* [GOAL]
Every line that contains the word "Class" should be copied out.

::::::::::

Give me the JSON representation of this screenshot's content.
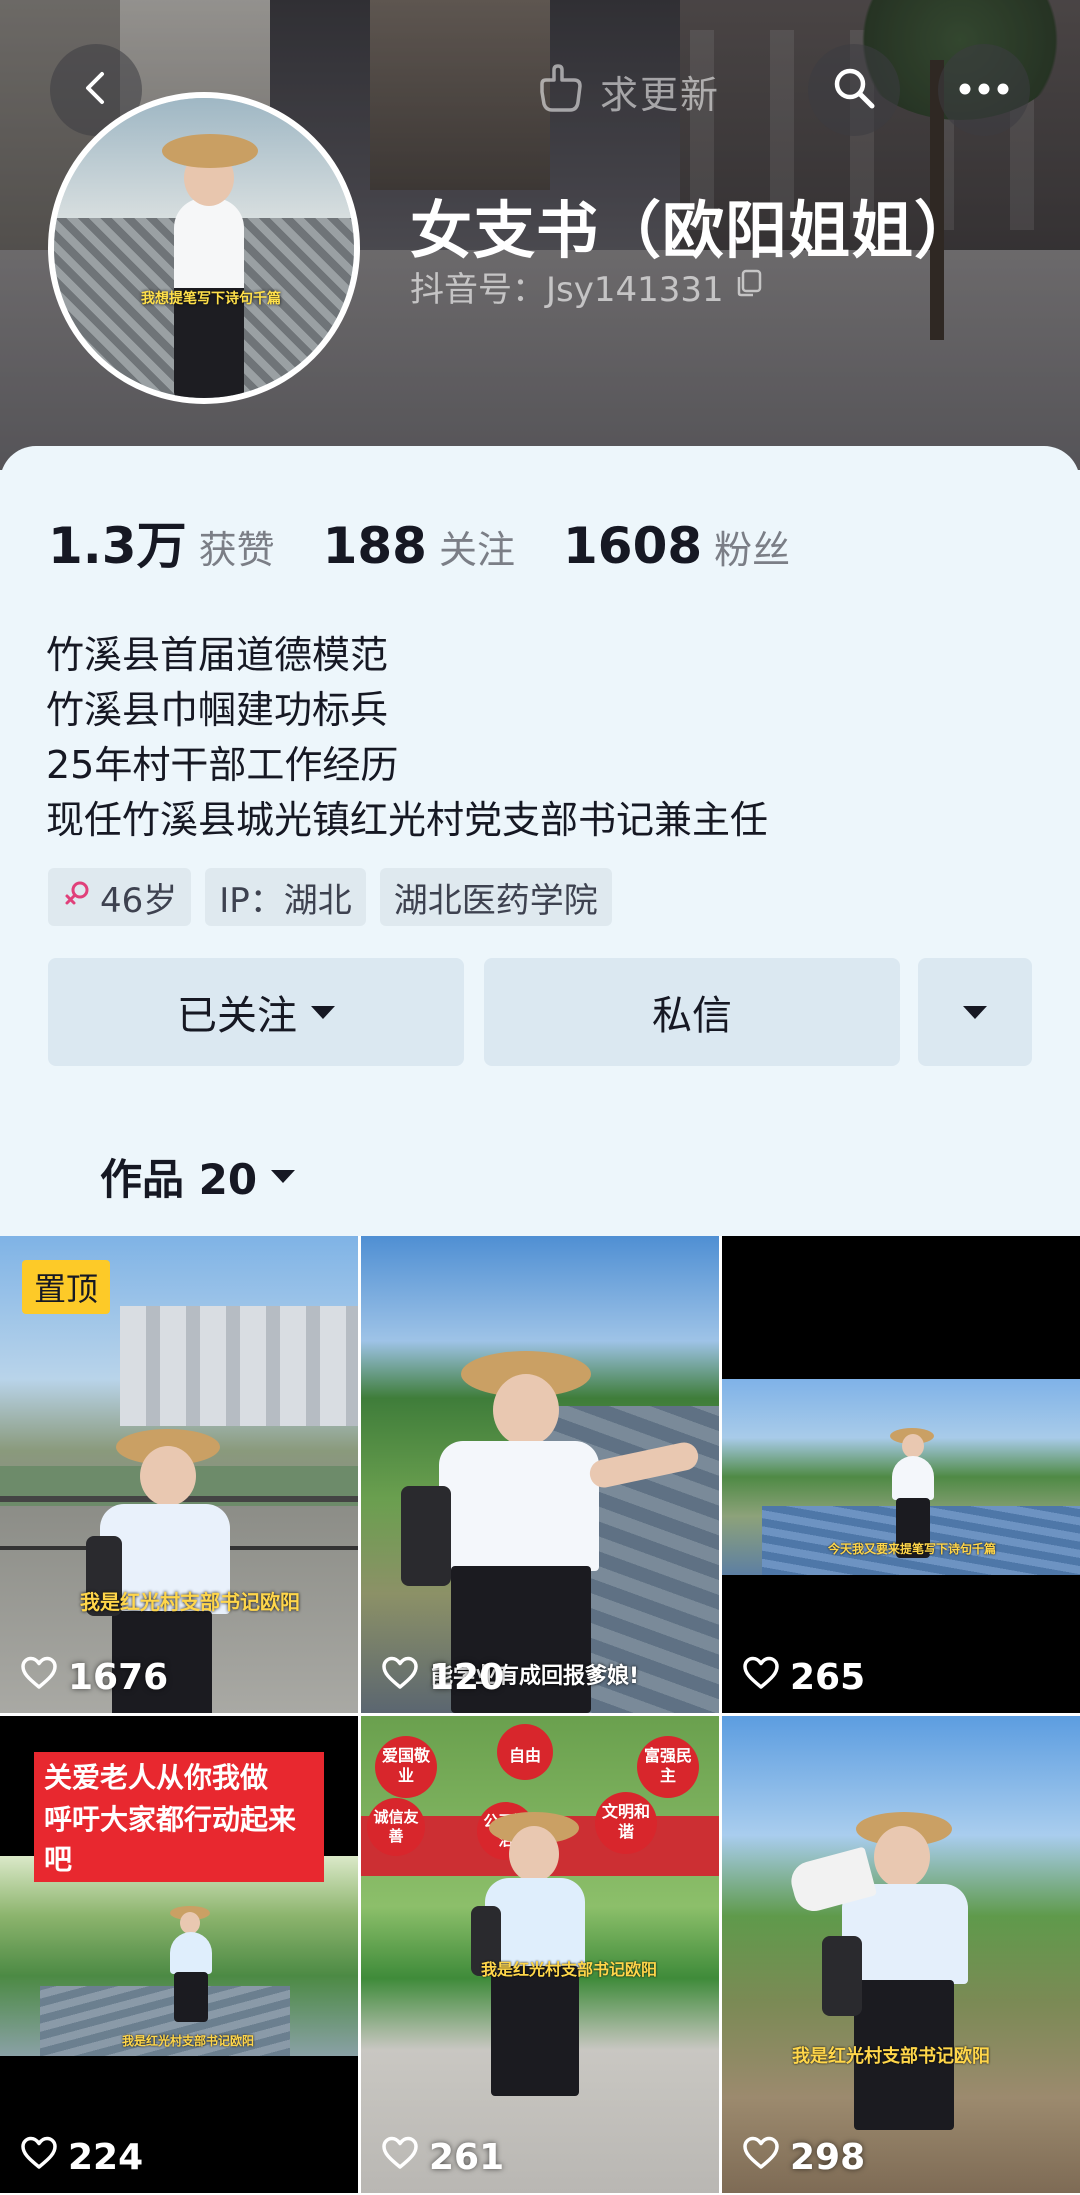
{
  "header": {
    "update_label": "求更新",
    "nickname": "女支书（欧阳姐姐）",
    "douyin_id": "抖音号：Jsy141331",
    "avatar_caption": "我想提笔写下诗句千篇"
  },
  "stats": [
    {
      "num": "1.3万",
      "label": "获赞"
    },
    {
      "num": "188",
      "label": "关注"
    },
    {
      "num": "1608",
      "label": "粉丝"
    }
  ],
  "bio": [
    "竹溪县首届道德模范",
    "竹溪县巾帼建功标兵",
    "25年村干部工作经历",
    "现任竹溪县城光镇红光村党支部书记兼主任"
  ],
  "tags": {
    "age": "46岁",
    "ip": "IP：湖北",
    "school": "湖北医药学院"
  },
  "actions": {
    "follow": "已关注",
    "message": "私信"
  },
  "works": {
    "label": "作品 20"
  },
  "videos": [
    {
      "likes": "1676",
      "pinned": "置顶",
      "caption": "我是红光村支部书记欧阳"
    },
    {
      "likes": "120",
      "caption": "能学业有成回报爹娘!"
    },
    {
      "likes": "265",
      "caption": "今天我又要来提笔写下诗句千篇"
    },
    {
      "likes": "224",
      "banner1": "关爱老人从你我做起！",
      "banner2": "呼吁大家都行动起来吧",
      "caption": "我是红光村支部书记欧阳"
    },
    {
      "likes": "261",
      "caption": "我是红光村支部书记欧阳",
      "signs": [
        "爱国敬业",
        "自由",
        "富强民主",
        "诚信友善",
        "公正法治",
        "文明和谐"
      ]
    },
    {
      "likes": "298",
      "caption": "我是红光村支部书记欧阳"
    }
  ],
  "colors": {
    "page_bg": "#edf6fb",
    "button_bg": "#dbe8f1",
    "pin_yellow": "#fdca28",
    "banner_red": "#e8282f",
    "female_pink": "#e0407a"
  }
}
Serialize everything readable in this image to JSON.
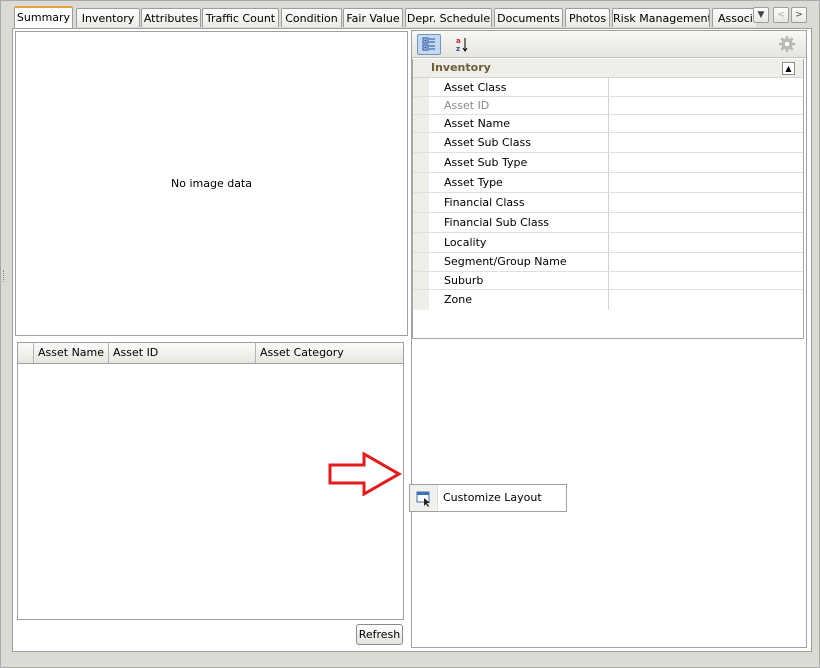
{
  "tabs": [
    {
      "label": "Summary",
      "active": true
    },
    {
      "label": "Inventory"
    },
    {
      "label": "Attributes"
    },
    {
      "label": "Traffic Count"
    },
    {
      "label": "Condition"
    },
    {
      "label": "Fair Value"
    },
    {
      "label": "Depr. Schedule"
    },
    {
      "label": "Documents"
    },
    {
      "label": "Photos"
    },
    {
      "label": "Risk Management"
    },
    {
      "label": "Associ"
    }
  ],
  "image_pane": {
    "placeholder": "No image data"
  },
  "grid": {
    "columns": [
      "Asset Name",
      "Asset ID",
      "Asset Category"
    ]
  },
  "refresh_label": "Refresh",
  "property_grid": {
    "category": "Inventory",
    "properties": [
      {
        "name": "Asset Class",
        "value": ""
      },
      {
        "name": "Asset ID",
        "value": "",
        "disabled": true
      },
      {
        "name": "Asset Name",
        "value": ""
      },
      {
        "name": "Asset Sub Class",
        "value": ""
      },
      {
        "name": "Asset Sub Type",
        "value": ""
      },
      {
        "name": "Asset Type",
        "value": ""
      },
      {
        "name": "Financial Class",
        "value": ""
      },
      {
        "name": "Financial Sub Class",
        "value": ""
      },
      {
        "name": "Locality",
        "value": ""
      },
      {
        "name": "Segment/Group Name",
        "value": ""
      },
      {
        "name": "Suburb",
        "value": ""
      },
      {
        "name": "Zone",
        "value": ""
      }
    ]
  },
  "context_menu": {
    "item": "Customize Layout"
  },
  "colors": {
    "accent_tab": "#e8a23a",
    "arrow": "#e31b1b",
    "selected_tool": "#c6d9f1"
  }
}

::::::::::

* [RESPONSE TO THE EXERCISE]
        "name": "Asset Class",
        "name": "Asset Sub Class",
        "name": "Financial Class",
        "name": "Financial Sub Class",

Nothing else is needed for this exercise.